DIRECTION: Please list all lines of the material below in which the string "name" occurs.

* Begin MATERIALS PROVIDED *

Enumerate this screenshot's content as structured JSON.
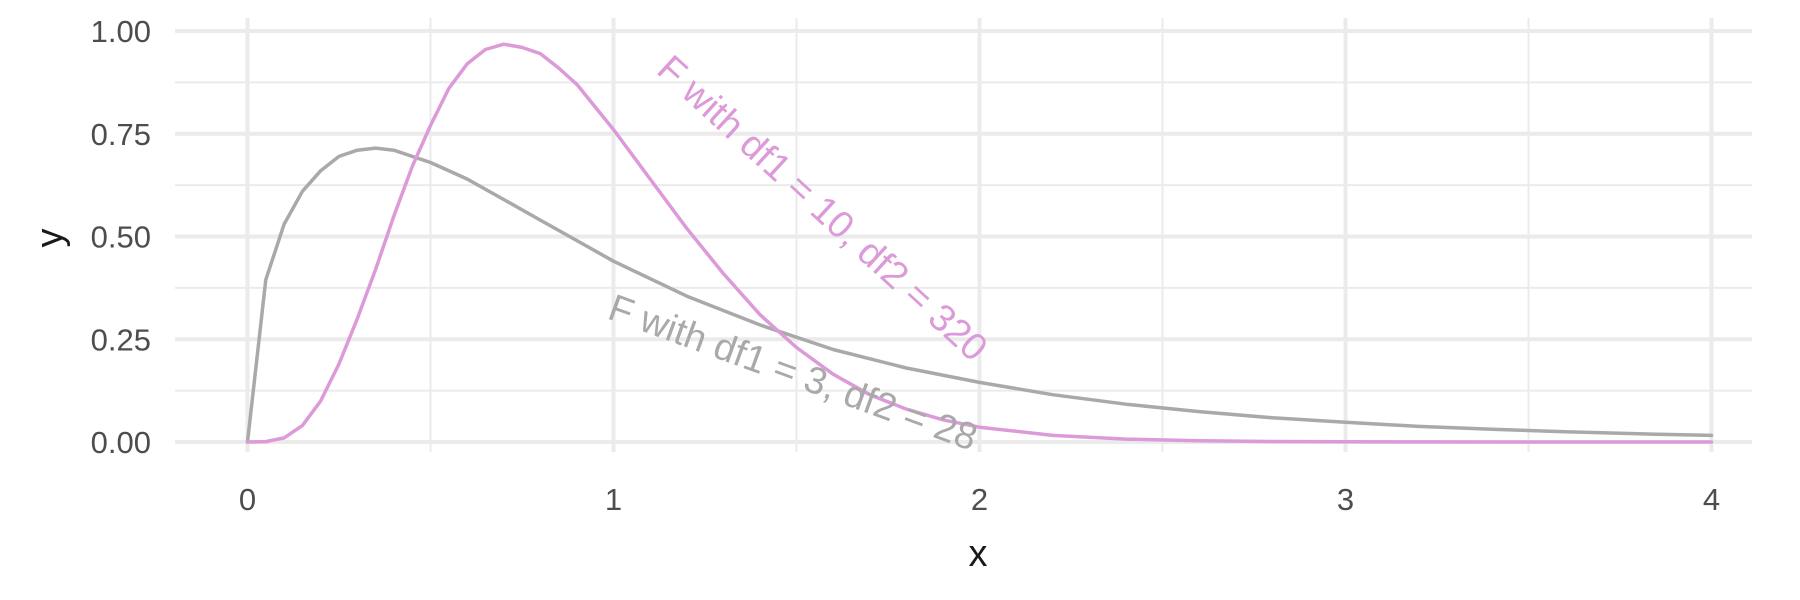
{
  "chart_data": {
    "type": "line",
    "title": "",
    "xlabel": "x",
    "ylabel": "y",
    "xlim": [
      0,
      4
    ],
    "ylim": [
      0,
      1
    ],
    "x_ticks": [
      "0",
      "1",
      "2",
      "3",
      "4"
    ],
    "y_ticks": [
      "0.00",
      "0.25",
      "0.50",
      "0.75",
      "1.00"
    ],
    "grid": true,
    "legend": "none",
    "series": [
      {
        "name": "F with df1 = 3, df2 = 28",
        "color": "#a9a9a9",
        "df1": 3,
        "df2": 28,
        "x": [
          0,
          0.05,
          0.1,
          0.15,
          0.2,
          0.25,
          0.3,
          0.35,
          0.4,
          0.5,
          0.6,
          0.7,
          0.8,
          0.9,
          1.0,
          1.2,
          1.4,
          1.6,
          1.8,
          2.0,
          2.2,
          2.4,
          2.6,
          2.8,
          3.0,
          3.2,
          3.4,
          3.6,
          3.8,
          4.0
        ],
        "y": [
          0,
          0.395,
          0.53,
          0.61,
          0.66,
          0.695,
          0.71,
          0.715,
          0.71,
          0.68,
          0.64,
          0.59,
          0.54,
          0.49,
          0.44,
          0.355,
          0.285,
          0.225,
          0.18,
          0.145,
          0.115,
          0.092,
          0.074,
          0.059,
          0.048,
          0.038,
          0.031,
          0.025,
          0.02,
          0.016
        ]
      },
      {
        "name": "F with df1 = 10, df2 = 320",
        "color": "#dc9ad9",
        "df1": 10,
        "df2": 320,
        "x": [
          0,
          0.05,
          0.1,
          0.15,
          0.2,
          0.25,
          0.3,
          0.35,
          0.4,
          0.45,
          0.5,
          0.55,
          0.6,
          0.65,
          0.7,
          0.75,
          0.8,
          0.85,
          0.9,
          0.95,
          1.0,
          1.1,
          1.2,
          1.3,
          1.4,
          1.5,
          1.6,
          1.7,
          1.8,
          1.9,
          2.0,
          2.2,
          2.4,
          2.6,
          2.8,
          3.0,
          3.5,
          4.0
        ],
        "y": [
          0,
          0.001,
          0.01,
          0.04,
          0.1,
          0.19,
          0.3,
          0.42,
          0.55,
          0.67,
          0.77,
          0.86,
          0.92,
          0.955,
          0.968,
          0.96,
          0.945,
          0.91,
          0.87,
          0.815,
          0.76,
          0.64,
          0.52,
          0.41,
          0.31,
          0.23,
          0.165,
          0.115,
          0.08,
          0.054,
          0.036,
          0.016,
          0.007,
          0.003,
          0.0012,
          0.0005,
          5e-05,
          0
        ]
      }
    ]
  }
}
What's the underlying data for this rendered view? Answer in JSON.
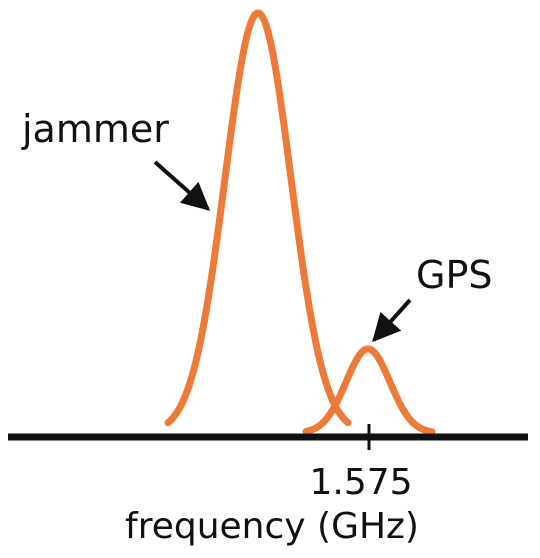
{
  "labels": {
    "jammer": "jammer",
    "gps": "GPS",
    "tick": "1.575",
    "axis": "frequency (GHz)"
  },
  "colors": {
    "peak": "#ee7a3a",
    "axis": "#111111",
    "arrow": "#111111"
  }
}
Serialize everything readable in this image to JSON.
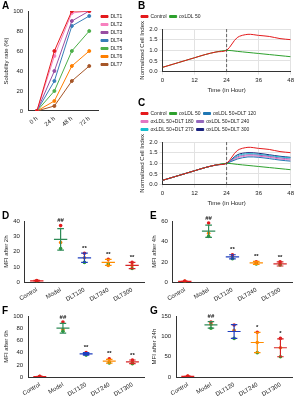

* End MATERIALS PROVIDED *

SOLUTION TO THIS TASK:
        "name": "F with df1 = 3, df2 = 28",
        "name": "F with df1 = 10, df2 = 320",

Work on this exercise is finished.